-- Extracted records follows --
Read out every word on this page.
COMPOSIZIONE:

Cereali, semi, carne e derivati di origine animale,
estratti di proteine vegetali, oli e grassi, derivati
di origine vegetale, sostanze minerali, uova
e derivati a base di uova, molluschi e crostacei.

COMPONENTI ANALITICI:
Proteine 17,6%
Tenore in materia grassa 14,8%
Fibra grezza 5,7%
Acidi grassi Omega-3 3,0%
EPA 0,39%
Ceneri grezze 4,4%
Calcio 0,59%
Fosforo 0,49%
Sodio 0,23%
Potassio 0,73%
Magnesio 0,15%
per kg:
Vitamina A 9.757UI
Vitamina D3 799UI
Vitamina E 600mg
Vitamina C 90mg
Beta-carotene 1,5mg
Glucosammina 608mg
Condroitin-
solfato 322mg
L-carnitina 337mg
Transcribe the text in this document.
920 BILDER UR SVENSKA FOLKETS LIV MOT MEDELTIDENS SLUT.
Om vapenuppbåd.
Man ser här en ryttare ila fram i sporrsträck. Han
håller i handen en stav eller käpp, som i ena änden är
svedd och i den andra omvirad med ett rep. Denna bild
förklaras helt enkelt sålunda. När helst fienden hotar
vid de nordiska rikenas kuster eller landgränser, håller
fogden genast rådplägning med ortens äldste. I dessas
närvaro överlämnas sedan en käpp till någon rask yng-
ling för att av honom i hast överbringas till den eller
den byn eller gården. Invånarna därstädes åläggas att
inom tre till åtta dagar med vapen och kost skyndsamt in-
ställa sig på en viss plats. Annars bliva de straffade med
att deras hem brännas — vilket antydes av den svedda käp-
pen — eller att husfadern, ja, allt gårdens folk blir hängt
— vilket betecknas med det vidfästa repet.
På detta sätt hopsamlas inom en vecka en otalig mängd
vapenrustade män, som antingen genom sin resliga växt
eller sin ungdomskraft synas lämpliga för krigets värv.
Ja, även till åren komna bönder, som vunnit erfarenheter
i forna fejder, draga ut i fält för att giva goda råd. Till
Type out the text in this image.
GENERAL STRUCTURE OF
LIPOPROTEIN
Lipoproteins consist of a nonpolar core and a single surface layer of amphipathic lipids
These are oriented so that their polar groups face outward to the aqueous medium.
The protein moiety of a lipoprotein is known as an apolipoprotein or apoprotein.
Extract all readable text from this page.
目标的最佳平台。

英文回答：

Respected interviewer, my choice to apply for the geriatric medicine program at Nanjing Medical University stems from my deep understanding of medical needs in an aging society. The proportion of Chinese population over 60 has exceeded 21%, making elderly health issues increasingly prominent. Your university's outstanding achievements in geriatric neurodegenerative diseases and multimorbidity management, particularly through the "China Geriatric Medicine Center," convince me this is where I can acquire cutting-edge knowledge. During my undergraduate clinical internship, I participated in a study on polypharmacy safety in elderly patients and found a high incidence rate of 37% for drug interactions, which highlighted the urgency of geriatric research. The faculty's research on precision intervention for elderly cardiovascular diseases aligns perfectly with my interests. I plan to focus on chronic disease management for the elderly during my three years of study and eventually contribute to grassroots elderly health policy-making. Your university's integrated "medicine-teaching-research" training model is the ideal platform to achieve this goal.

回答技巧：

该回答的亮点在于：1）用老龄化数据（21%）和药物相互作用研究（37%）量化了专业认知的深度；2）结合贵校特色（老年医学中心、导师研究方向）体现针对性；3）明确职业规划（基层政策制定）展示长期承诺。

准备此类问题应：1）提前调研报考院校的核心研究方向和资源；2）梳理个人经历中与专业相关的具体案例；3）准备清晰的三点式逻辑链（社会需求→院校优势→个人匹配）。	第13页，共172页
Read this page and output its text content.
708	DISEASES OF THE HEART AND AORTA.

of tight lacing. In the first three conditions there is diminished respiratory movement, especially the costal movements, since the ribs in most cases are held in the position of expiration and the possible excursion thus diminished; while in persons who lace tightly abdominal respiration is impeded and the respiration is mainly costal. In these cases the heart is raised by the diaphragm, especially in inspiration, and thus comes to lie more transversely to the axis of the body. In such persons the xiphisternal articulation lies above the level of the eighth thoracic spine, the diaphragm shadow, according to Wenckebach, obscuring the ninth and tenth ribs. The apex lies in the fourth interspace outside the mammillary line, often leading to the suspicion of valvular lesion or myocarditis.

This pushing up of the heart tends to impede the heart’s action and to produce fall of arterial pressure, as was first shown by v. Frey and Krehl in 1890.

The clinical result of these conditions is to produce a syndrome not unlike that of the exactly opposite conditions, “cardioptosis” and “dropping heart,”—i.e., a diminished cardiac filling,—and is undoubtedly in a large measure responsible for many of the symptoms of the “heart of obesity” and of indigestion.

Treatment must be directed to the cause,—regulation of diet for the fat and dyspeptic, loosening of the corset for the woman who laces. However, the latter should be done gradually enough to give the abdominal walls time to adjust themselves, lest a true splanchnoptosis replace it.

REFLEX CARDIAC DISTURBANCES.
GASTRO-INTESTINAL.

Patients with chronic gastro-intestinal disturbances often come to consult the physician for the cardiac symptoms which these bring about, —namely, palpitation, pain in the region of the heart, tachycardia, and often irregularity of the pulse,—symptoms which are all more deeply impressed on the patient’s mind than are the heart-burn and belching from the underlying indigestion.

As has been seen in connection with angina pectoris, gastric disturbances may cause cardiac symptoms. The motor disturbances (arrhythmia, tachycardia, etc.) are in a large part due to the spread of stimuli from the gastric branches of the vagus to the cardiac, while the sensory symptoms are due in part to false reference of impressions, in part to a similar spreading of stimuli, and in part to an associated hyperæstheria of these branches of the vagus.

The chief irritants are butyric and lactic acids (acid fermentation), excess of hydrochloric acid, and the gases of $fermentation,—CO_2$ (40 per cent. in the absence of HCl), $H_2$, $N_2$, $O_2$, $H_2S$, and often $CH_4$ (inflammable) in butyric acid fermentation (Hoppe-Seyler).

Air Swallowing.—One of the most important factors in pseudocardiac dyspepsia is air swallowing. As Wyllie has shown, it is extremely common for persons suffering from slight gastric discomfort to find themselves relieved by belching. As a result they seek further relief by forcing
-- Extracted records concluded --
## Brief
In the listing above, find every line with the word "abdominal" and copy it out.

## Exercise response
of tight lacing. In the first three conditions there is diminished respiratory movement, especially the costal movements, since the ribs in most cases are held in the position of expiration and the possible excursion thus diminished; while in persons who lace tightly abdominal respiration is impeded and the respiration is mainly costal. In these cases the heart is raised by the diaphragm, especially in inspiration, and thus comes to lie more transversely to the axis of the body. In such persons the xiphisternal articulation lies above the level of the eighth thoracic spine, the diaphragm shadow, according to Wenckebach, obscuring the ninth and tenth ribs. The apex lies in the fourth interspace outside the mammillary line, often leading to the suspicion of valvular lesion or myocarditis.
Treatment must be directed to the cause,—regulation of diet for the fat and dyspeptic, loosening of the corset for the woman who laces. However, the latter should be done gradually enough to give the abdominal walls time to adjust themselves, lest a true splanchnoptosis replace it.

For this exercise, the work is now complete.